**EXERCISE DESCRIPTION:** Set the listing down again exactly, please, apart from its pictures.

***** PROVIDED ENTRIES *****

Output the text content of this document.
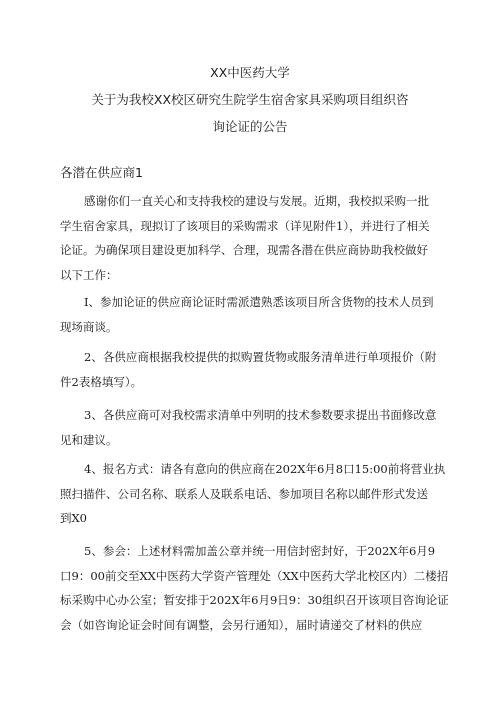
XX中医药大学
关于为我校XX校区研究生院学生宿舍家具采购项目组织咨
询论证的公告
各潜在供应商1

感谢你们一直关心和支持我校的建设与发展。近期，我校拟采购一批

学生宿舍家具，现拟订了该项目的采购需求（详见附件1），并进行了相关
论证。为确保项目建设更加科学、合理，现需各潜在供应商协助我校做好
以下工作：

I、参加论证的供应商论证时需派遣熟悉该项目所含货物的技术人员到

现场商谈。

2、各供应商根据我校提供的拟购置货物或服务清单进行单项报价（附

件2表格填写）。

3、各供应商可对我校需求清单中列明的技术参数要求提出书面修改意

见和建议。

4、报名方式：请各有意向的供应商在202X年6月8口15:00前将营业执

照扫描件、公司名称、联系人及联系电话、参加项目名称以邮件形式发送
到X0

5、参会：上述材料需加盖公章并统一用信封密封好，于202X年6月9

口9：00前交至XX中医药大学资产管理处（XX中医药大学北校区内）二楼招
标采购中心办公室；暂安排于202X年6月9日9：30组织召开该项目咨询论证
会（如咨询论证会时间有调整，会另行通知），届时请递交了材料的供应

*****

**WRITTEN SOLUTION:**
Output the text content of this document.
XX中医药大学
关于为我校XX校区研究生院学生宿舍家具采购项目组织咨
询论证的公告
各潜在供应商1

感谢你们一直关心和支持我校的建设与发展。近期，我校拟采购一批

学生宿舍家具，现拟订了该项目的采购需求（详见附件1），并进行了相关
论证。为确保项目建设更加科学、合理，现需各潜在供应商协助我校做好
以下工作：

I、参加论证的供应商论证时需派遣熟悉该项目所含货物的技术人员到

现场商谈。

2、各供应商根据我校提供的拟购置货物或服务清单进行单项报价（附

件2表格填写）。

3、各供应商可对我校需求清单中列明的技术参数要求提出书面修改意

见和建议。

4、报名方式：请各有意向的供应商在202X年6月8口15:00前将营业执

照扫描件、公司名称、联系人及联系电话、参加项目名称以邮件形式发送
到X0

5、参会：上述材料需加盖公章并统一用信封密封好，于202X年6月9

口9：00前交至XX中医药大学资产管理处（XX中医药大学北校区内）二楼招
标采购中心办公室；暂安排于202X年6月9日9：30组织召开该项目咨询论证
会（如咨询论证会时间有调整，会另行通知），届时请递交了材料的供应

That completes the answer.